• Request: In the material below, the lines containing the word "натуральном" are required; copy each of them.
╭─ Material for this task
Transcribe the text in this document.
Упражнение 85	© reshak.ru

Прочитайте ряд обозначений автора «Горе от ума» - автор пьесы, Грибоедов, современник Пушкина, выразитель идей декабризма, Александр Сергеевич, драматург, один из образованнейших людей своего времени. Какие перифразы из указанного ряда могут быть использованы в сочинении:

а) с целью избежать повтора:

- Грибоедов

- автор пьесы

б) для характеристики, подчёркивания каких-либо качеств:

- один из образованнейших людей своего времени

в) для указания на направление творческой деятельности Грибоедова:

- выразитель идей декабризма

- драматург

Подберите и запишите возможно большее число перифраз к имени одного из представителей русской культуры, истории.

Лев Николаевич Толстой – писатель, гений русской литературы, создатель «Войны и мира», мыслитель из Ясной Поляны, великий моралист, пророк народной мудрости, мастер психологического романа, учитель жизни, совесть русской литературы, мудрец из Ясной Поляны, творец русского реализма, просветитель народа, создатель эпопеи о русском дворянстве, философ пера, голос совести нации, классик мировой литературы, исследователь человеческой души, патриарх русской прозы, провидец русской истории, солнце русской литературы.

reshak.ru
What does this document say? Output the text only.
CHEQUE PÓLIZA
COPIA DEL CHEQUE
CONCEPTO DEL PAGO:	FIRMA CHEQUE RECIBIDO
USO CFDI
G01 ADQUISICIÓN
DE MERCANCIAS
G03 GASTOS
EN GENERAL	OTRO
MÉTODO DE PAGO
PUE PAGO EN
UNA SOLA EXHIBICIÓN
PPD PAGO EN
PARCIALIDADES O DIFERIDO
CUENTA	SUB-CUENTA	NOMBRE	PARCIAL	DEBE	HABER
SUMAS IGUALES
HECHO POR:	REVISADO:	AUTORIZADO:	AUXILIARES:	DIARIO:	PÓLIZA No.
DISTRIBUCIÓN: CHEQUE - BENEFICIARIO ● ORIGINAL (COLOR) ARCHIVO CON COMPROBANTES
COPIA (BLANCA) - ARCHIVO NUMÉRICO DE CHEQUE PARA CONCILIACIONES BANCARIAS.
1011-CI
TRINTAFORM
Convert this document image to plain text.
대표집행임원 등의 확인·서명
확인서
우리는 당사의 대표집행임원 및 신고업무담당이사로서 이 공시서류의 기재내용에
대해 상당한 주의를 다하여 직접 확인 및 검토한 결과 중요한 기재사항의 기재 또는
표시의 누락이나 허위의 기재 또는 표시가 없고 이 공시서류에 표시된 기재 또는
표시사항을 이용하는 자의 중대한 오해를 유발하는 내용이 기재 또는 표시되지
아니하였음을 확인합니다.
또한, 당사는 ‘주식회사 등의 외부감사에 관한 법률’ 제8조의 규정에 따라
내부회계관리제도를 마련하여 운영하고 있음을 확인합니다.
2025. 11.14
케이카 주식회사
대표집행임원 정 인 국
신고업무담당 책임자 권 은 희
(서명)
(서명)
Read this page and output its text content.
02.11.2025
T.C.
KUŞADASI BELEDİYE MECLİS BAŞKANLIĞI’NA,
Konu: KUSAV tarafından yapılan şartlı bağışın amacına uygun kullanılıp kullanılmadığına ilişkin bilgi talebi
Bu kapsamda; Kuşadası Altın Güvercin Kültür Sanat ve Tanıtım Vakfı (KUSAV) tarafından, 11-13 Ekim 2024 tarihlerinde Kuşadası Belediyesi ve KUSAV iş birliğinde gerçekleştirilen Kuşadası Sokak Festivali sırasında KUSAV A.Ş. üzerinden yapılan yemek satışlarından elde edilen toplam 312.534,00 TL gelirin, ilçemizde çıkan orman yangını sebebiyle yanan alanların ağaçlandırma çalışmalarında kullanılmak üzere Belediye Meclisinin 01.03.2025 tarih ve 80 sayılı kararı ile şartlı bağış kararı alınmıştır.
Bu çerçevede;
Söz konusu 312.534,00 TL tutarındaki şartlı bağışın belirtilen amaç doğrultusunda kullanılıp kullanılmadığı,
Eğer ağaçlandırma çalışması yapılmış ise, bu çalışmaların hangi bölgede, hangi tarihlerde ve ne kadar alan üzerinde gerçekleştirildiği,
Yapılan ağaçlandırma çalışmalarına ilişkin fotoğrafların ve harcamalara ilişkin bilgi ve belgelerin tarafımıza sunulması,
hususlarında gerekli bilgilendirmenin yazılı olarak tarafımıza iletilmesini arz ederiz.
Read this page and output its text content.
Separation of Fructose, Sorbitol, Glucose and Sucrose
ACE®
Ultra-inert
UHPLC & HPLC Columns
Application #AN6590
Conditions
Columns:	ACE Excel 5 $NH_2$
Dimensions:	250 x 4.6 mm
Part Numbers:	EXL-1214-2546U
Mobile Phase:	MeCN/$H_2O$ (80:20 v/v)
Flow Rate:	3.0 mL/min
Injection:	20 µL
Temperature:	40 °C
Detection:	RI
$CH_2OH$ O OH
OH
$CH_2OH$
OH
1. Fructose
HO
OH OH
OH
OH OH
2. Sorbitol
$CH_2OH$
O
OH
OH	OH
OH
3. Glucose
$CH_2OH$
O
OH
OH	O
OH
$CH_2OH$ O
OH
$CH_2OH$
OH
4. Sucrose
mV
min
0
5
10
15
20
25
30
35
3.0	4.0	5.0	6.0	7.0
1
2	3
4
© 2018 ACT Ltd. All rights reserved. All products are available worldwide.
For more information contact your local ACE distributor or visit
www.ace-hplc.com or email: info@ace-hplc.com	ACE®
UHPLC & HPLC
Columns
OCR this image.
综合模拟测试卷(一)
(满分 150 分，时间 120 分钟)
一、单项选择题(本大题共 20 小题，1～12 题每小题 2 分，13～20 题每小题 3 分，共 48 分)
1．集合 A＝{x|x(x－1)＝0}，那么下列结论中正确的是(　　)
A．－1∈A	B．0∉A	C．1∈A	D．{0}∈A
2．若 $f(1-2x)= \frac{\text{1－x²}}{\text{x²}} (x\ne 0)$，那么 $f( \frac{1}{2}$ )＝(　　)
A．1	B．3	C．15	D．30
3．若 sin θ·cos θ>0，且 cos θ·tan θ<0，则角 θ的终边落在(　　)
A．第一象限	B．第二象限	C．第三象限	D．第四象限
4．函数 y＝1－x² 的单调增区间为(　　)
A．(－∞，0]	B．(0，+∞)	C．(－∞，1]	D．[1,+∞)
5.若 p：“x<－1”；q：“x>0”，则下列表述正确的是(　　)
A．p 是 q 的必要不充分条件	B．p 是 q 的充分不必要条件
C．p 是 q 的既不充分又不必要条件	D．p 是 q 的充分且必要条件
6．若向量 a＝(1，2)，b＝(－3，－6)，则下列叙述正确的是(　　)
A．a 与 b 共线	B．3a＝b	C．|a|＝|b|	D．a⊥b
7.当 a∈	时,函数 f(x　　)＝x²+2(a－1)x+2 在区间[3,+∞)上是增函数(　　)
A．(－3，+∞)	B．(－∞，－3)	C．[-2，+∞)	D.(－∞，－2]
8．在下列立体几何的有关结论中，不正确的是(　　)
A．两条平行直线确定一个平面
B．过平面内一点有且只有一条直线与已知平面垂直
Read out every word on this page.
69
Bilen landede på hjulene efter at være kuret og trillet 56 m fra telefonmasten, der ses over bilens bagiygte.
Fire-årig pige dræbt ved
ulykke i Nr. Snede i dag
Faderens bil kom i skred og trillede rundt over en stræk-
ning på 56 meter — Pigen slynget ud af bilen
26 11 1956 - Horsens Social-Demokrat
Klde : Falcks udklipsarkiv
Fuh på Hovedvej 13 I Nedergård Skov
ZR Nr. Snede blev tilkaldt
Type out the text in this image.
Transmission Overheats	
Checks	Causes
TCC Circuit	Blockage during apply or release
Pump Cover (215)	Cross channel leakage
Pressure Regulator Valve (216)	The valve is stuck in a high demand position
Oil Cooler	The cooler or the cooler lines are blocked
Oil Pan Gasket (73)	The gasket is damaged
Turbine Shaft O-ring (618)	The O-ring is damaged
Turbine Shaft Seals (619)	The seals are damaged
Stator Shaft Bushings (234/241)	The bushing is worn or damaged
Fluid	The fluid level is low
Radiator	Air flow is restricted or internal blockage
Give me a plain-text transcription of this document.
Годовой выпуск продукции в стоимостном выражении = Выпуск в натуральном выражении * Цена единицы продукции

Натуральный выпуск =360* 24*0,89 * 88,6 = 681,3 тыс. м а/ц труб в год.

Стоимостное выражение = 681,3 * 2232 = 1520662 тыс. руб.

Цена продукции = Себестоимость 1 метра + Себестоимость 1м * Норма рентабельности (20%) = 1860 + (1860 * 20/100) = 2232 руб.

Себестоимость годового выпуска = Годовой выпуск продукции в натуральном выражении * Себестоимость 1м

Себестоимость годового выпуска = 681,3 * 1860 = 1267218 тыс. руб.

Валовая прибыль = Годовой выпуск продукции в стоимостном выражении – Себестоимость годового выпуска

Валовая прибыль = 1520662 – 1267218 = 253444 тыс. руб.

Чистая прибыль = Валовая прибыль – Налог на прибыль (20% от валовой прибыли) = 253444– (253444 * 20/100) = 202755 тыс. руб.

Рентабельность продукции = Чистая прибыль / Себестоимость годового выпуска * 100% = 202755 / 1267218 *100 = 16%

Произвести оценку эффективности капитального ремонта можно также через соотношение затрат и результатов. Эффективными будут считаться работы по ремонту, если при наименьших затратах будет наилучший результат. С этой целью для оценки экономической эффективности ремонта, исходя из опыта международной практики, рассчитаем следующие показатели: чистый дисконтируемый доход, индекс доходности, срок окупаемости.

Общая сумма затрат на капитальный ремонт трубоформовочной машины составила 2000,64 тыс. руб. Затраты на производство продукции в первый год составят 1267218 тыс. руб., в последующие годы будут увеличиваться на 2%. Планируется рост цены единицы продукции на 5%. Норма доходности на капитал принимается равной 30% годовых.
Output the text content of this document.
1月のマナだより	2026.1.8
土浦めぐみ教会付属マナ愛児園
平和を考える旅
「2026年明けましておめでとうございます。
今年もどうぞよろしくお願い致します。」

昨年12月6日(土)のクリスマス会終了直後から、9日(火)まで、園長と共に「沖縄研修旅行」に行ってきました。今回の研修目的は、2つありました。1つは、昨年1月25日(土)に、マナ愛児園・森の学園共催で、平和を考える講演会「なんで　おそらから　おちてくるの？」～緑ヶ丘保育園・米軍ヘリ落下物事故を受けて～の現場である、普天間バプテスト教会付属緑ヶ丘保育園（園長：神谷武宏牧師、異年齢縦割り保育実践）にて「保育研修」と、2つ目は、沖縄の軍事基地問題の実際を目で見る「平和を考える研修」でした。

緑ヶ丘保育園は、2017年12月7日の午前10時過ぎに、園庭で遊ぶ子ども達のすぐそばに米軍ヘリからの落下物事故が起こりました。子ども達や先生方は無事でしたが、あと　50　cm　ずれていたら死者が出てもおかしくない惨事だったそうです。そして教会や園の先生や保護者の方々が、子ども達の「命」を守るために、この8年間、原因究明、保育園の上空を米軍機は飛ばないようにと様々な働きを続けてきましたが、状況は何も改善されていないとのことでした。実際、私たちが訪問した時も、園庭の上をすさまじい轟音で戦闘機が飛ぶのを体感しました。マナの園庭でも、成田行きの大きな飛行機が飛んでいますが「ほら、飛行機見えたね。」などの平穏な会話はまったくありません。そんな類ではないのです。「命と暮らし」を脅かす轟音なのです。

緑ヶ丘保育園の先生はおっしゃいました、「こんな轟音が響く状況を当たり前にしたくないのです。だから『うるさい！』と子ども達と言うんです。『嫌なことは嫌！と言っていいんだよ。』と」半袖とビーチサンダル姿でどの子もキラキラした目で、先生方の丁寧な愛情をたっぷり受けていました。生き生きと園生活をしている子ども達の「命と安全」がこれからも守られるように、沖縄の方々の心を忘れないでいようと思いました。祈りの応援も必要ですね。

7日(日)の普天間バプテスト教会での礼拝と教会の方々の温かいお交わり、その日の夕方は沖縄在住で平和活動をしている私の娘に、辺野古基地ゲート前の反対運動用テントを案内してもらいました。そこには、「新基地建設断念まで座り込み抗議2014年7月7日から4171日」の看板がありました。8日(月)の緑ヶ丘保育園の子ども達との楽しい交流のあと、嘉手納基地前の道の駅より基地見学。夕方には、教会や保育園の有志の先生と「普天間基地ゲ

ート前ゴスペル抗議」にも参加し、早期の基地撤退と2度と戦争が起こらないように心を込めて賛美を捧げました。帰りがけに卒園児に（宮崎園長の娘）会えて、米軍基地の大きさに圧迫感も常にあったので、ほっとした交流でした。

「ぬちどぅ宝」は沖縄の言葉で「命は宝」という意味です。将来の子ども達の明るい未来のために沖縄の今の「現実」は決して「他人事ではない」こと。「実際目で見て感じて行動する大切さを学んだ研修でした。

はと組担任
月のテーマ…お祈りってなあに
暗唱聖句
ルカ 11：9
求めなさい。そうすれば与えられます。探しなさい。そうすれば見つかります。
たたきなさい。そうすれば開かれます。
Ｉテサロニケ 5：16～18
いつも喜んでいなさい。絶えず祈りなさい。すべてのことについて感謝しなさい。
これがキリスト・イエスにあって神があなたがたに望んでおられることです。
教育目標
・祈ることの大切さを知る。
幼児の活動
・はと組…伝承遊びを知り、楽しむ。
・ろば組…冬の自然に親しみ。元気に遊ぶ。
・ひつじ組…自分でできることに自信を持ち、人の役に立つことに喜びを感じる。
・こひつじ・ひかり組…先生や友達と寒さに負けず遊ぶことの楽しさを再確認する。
╰─
• Expected output:
Годовой выпуск продукции в стоимостном выражении = Выпуск в натуральном выражении * Цена единицы продукции
Себестоимость годового выпуска = Годовой выпуск продукции в натуральном выражении * Себестоимость 1м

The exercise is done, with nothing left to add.